- [SET EXERCISE]
Repeat the material below exactly, with no pictures.

--- Start DATA SHOWN ---

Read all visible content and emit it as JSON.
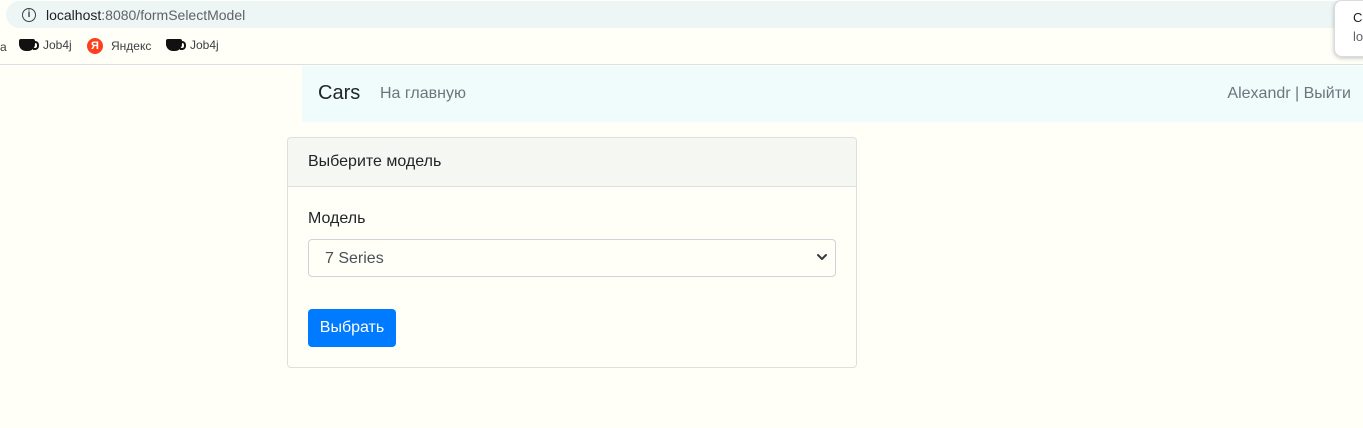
{
  "browser": {
    "url_host": "localhost",
    "url_rest": ":8080/formSelectModel",
    "popup_line1": "C",
    "popup_line2": "lo",
    "bookmark_edge": "а",
    "bookmarks": [
      {
        "label": "Job4j",
        "icon": "coffee-cup-icon"
      },
      {
        "label": "Яндекс",
        "icon": "yandex-icon",
        "glyph": "Я"
      },
      {
        "label": "Job4j",
        "icon": "coffee-cup-icon"
      }
    ]
  },
  "navbar": {
    "brand": "Cars",
    "home_link": "На главную",
    "user": "Alexandr | Выйти"
  },
  "card": {
    "title": "Выберите модель",
    "field_label": "Модель",
    "select_value": "7 Series",
    "submit_label": "Выбрать"
  },
  "colors": {
    "primary": "#007bff",
    "page_bg": "#fffff8",
    "navbar_bg": "#f0fbfb"
  }
}
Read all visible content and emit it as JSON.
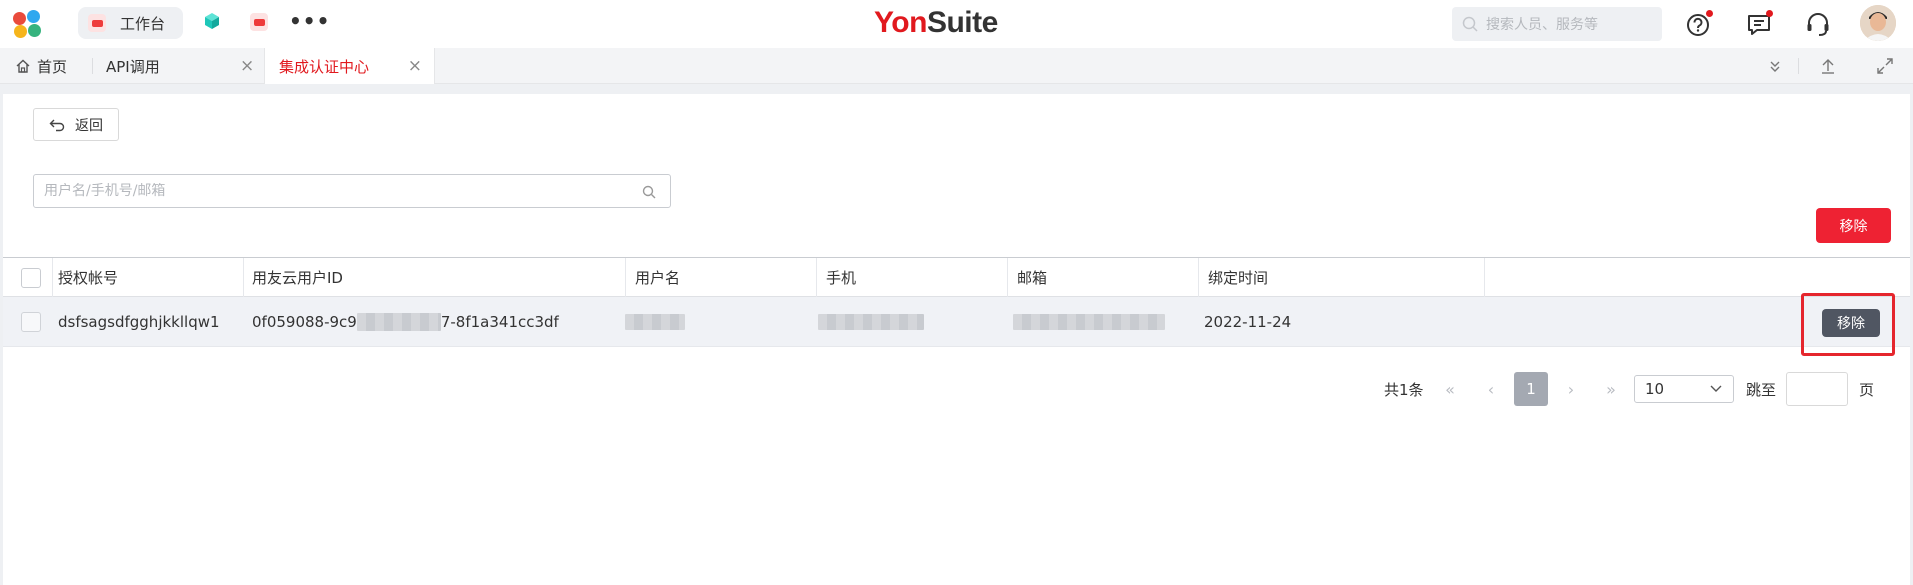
{
  "header": {
    "workbench_label": "工作台",
    "brand_part1": "Yon",
    "brand_part2": "Suite",
    "search_placeholder": "搜索人员、服务等",
    "accent_color": "#e1191e"
  },
  "tabs": [
    {
      "label": "首页"
    },
    {
      "label": "API调用"
    },
    {
      "label": "集成认证中心",
      "active": true
    }
  ],
  "toolbar": {
    "back_label": "返回",
    "search_placeholder": "用户名/手机号/邮箱",
    "remove_label": "移除"
  },
  "table": {
    "columns": [
      "授权帐号",
      "用友云用户ID",
      "用户名",
      "手机",
      "邮箱",
      "绑定时间"
    ],
    "rows": [
      {
        "account": "dsfsagsdfgghjkkllqw1",
        "id_prefix": "0f059088-9c9",
        "id_suffix": "7-8f1a341cc3df",
        "bind_time": "2022-11-24",
        "action_label": "移除"
      }
    ]
  },
  "pagination": {
    "total_text": "共1条",
    "current_page": "1",
    "page_size": "10",
    "jump_label": "跳至",
    "page_unit": "页"
  }
}
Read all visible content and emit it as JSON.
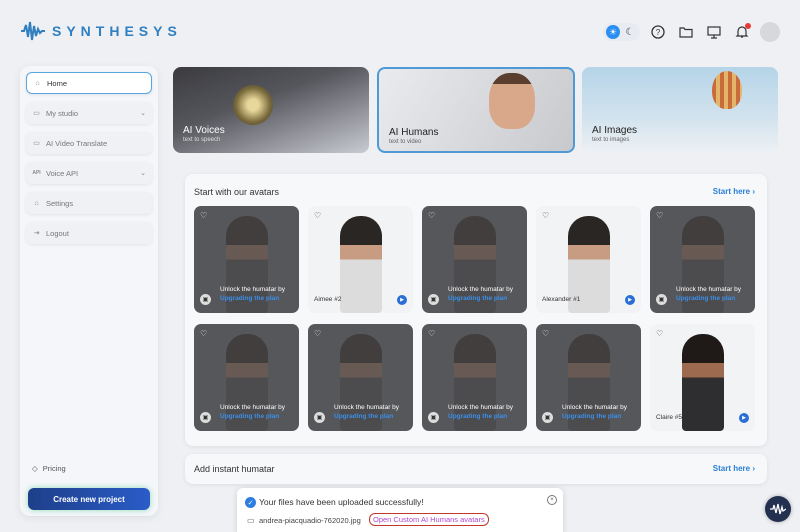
{
  "brand": {
    "name": "SYNTHESYS"
  },
  "header": {
    "icons": [
      "sun-icon",
      "moon-icon",
      "help-icon",
      "folder-icon",
      "presentation-icon",
      "bell-icon",
      "user-avatar"
    ]
  },
  "sidebar": {
    "items": [
      {
        "label": "Home",
        "icon": "home-icon"
      },
      {
        "label": "My studio",
        "icon": "folder-icon"
      },
      {
        "label": "AI Video Translate",
        "icon": "translate-icon"
      },
      {
        "label": "Voice API",
        "icon": "api-icon",
        "badge": "API"
      },
      {
        "label": "Settings",
        "icon": "settings-icon"
      },
      {
        "label": "Logout",
        "icon": "logout-icon"
      }
    ],
    "pricing": "Pricing",
    "create_button": "Create new project"
  },
  "top_cards": [
    {
      "title": "AI Voices",
      "subtitle": "text to speech"
    },
    {
      "title": "AI Humans",
      "subtitle": "text to video"
    },
    {
      "title": "AI Images",
      "subtitle": "text to images"
    }
  ],
  "avatars_panel": {
    "title": "Start with our avatars",
    "start_here": "Start here ›",
    "unlock_line1": "Unlock the humatar by",
    "unlock_line2": "Upgrading the plan",
    "names": {
      "aimee": "Aimee #2",
      "alexander": "Alexander #1",
      "claire": "Claire #5"
    }
  },
  "instant_panel": {
    "title": "Add instant humatar",
    "start_here": "Start here ›"
  },
  "toast": {
    "message": "Your files have been uploaded successfully!",
    "file_name": "andrea-piacquadio-762020.jpg",
    "link": "Open Custom AI Humans avatars",
    "close": "×"
  }
}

--- End DATA SHOWN ---

- [RESULT FOR THIS TASK]
Read all visible content and emit it as JSON.
{
  "browser": {
    "url_host": "localhost",
    "url_rest": ":8080/formSelectModel",
    "popup_line1": "C",
    "popup_line2": "lo",
    "bookmark_edge": "а",
    "bookmarks": [
      {
        "label": "Job4j",
        "icon": "coffee-cup-icon"
      },
      {
        "label": "Яндекс",
        "icon": "yandex-icon",
        "glyph": "Я"
      },
      {
        "label": "Job4j",
        "icon": "coffee-cup-icon"
      }
    ]
  },
  "navbar": {
    "brand": "Cars",
    "home_link": "На главную",
    "user": "Alexandr | Выйти"
  },
  "card": {
    "title": "Выберите модель",
    "field_label": "Модель",
    "select_value": "7 Series",
    "submit_label": "Выбрать"
  },
  "colors": {
    "primary": "#007bff",
    "page_bg": "#fffff8",
    "navbar_bg": "#f0fbfb"
  }
}
Read all visible content and emit it as JSON.
{
  "header": {
    "workbench_label": "工作台",
    "brand_part1": "Yon",
    "brand_part2": "Suite",
    "search_placeholder": "搜索人员、服务等",
    "accent_color": "#e1191e"
  },
  "tabs": [
    {
      "label": "首页"
    },
    {
      "label": "API调用"
    },
    {
      "label": "集成认证中心",
      "active": true
    }
  ],
  "toolbar": {
    "back_label": "返回",
    "search_placeholder": "用户名/手机号/邮箱",
    "remove_label": "移除"
  },
  "table": {
    "columns": [
      "授权帐号",
      "用友云用户ID",
      "用户名",
      "手机",
      "邮箱",
      "绑定时间"
    ],
    "rows": [
      {
        "account": "dsfsagsdfgghjkkllqw1",
        "id_prefix": "0f059088-9c9",
        "id_suffix": "7-8f1a341cc3df",
        "bind_time": "2022-11-24",
        "action_label": "移除"
      }
    ]
  },
  "pagination": {
    "total_text": "共1条",
    "current_page": "1",
    "page_size": "10",
    "jump_label": "跳至",
    "page_unit": "页"
  }
}
Read all visible content and emit it as JSON.
{
  "brand": {
    "name": "SYNTHESYS"
  },
  "header": {
    "icons": [
      "sun-icon",
      "moon-icon",
      "help-icon",
      "folder-icon",
      "presentation-icon",
      "bell-icon",
      "user-avatar"
    ]
  },
  "sidebar": {
    "items": [
      {
        "label": "Home",
        "icon": "home-icon"
      },
      {
        "label": "My studio",
        "icon": "folder-icon"
      },
      {
        "label": "AI Video Translate",
        "icon": "translate-icon"
      },
      {
        "label": "Voice API",
        "icon": "api-icon",
        "badge": "API"
      },
      {
        "label": "Settings",
        "icon": "settings-icon"
      },
      {
        "label": "Logout",
        "icon": "logout-icon"
      }
    ],
    "pricing": "Pricing",
    "create_button": "Create new project"
  },
  "top_cards": [
    {
      "title": "AI Voices",
      "subtitle": "text to speech"
    },
    {
      "title": "AI Humans",
      "subtitle": "text to video"
    },
    {
      "title": "AI Images",
      "subtitle": "text to images"
    }
  ],
  "avatars_panel": {
    "title": "Start with our avatars",
    "start_here": "Start here ›",
    "unlock_line1": "Unlock the humatar by",
    "unlock_line2": "Upgrading the plan",
    "names": {
      "aimee": "Aimee #2",
      "alexander": "Alexander #1",
      "claire": "Claire #5"
    }
  },
  "instant_panel": {
    "title": "Add instant humatar",
    "start_here": "Start here ›"
  },
  "toast": {
    "message": "Your files have been uploaded successfully!",
    "file_name": "andrea-piacquadio-762020.jpg",
    "link": "Open Custom AI Humans avatars",
    "close": "×"
  }
}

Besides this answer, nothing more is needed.